▶ _Request_
The records below must be written out exactly, with every picture left behind.

▶ _Material shown_

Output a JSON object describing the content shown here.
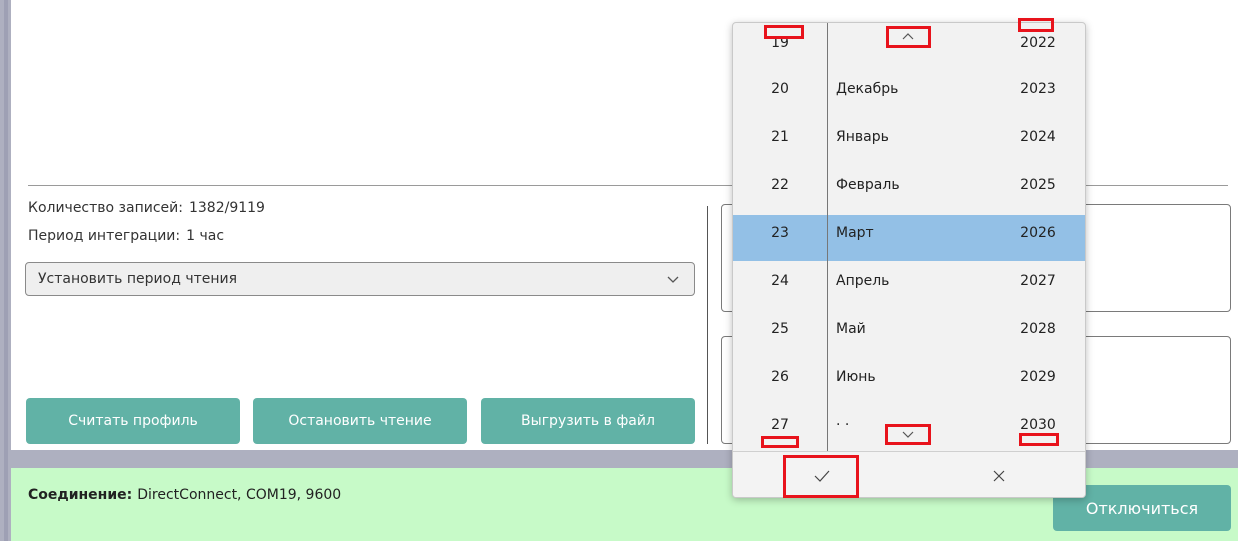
{
  "records": {
    "label": "Количество записей:",
    "value": "1382/9119"
  },
  "integration": {
    "label": "Период интеграции:",
    "value": "1 час"
  },
  "period_select": {
    "value": "Установить период чтения"
  },
  "buttons": {
    "read_profile": "Считать профиль",
    "stop_reading": "Остановить чтение",
    "export_file": "Выгрузить в файл"
  },
  "status": {
    "label": "Соединение:",
    "value": "DirectConnect, COM19, 9600",
    "disconnect": "Отключиться"
  },
  "picker": {
    "rows": [
      {
        "day": "19",
        "month": "",
        "year": "2022"
      },
      {
        "day": "20",
        "month": "Декабрь",
        "year": "2023"
      },
      {
        "day": "21",
        "month": "Январь",
        "year": "2024"
      },
      {
        "day": "22",
        "month": "Февраль",
        "year": "2025"
      },
      {
        "day": "23",
        "month": "Март",
        "year": "2026"
      },
      {
        "day": "24",
        "month": "Апрель",
        "year": "2027"
      },
      {
        "day": "25",
        "month": "Май",
        "year": "2028"
      },
      {
        "day": "26",
        "month": "Июнь",
        "year": "2029"
      },
      {
        "day": "27",
        "month": "· ·",
        "year": "2030"
      }
    ],
    "selected_index": 4,
    "icons": {
      "scroll_up": "chevron-up-icon",
      "scroll_down": "chevron-down-icon",
      "confirm": "checkmark-icon",
      "cancel": "close-icon"
    }
  },
  "colors": {
    "accent": "#61b2a6",
    "status_bg": "#c7fac8",
    "selection": "#93c0e6",
    "highlight": "#e8131c"
  }
}
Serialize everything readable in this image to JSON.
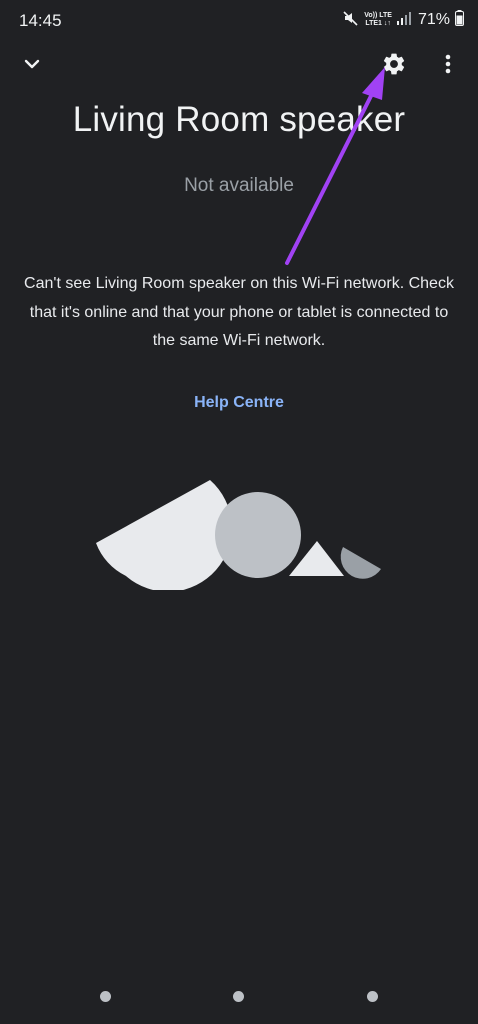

▶ _Solution_
Output a JSON object describing the content shown here.
{
  "records": {
    "label": "Количество записей:",
    "value": "1382/9119"
  },
  "integration": {
    "label": "Период интеграции:",
    "value": "1 час"
  },
  "period_select": {
    "value": "Установить период чтения"
  },
  "buttons": {
    "read_profile": "Считать профиль",
    "stop_reading": "Остановить чтение",
    "export_file": "Выгрузить в файл"
  },
  "status": {
    "label": "Соединение:",
    "value": "DirectConnect, COM19, 9600",
    "disconnect": "Отключиться"
  },
  "picker": {
    "rows": [
      {
        "day": "19",
        "month": "",
        "year": "2022"
      },
      {
        "day": "20",
        "month": "Декабрь",
        "year": "2023"
      },
      {
        "day": "21",
        "month": "Январь",
        "year": "2024"
      },
      {
        "day": "22",
        "month": "Февраль",
        "year": "2025"
      },
      {
        "day": "23",
        "month": "Март",
        "year": "2026"
      },
      {
        "day": "24",
        "month": "Апрель",
        "year": "2027"
      },
      {
        "day": "25",
        "month": "Май",
        "year": "2028"
      },
      {
        "day": "26",
        "month": "Июнь",
        "year": "2029"
      },
      {
        "day": "27",
        "month": "· ·",
        "year": "2030"
      }
    ],
    "selected_index": 4,
    "icons": {
      "scroll_up": "chevron-up-icon",
      "scroll_down": "chevron-down-icon",
      "confirm": "checkmark-icon",
      "cancel": "close-icon"
    }
  },
  "colors": {
    "accent": "#61b2a6",
    "status_bg": "#c7fac8",
    "selection": "#93c0e6",
    "highlight": "#e8131c"
  }
}
Serialize everything readable in this image to JSON.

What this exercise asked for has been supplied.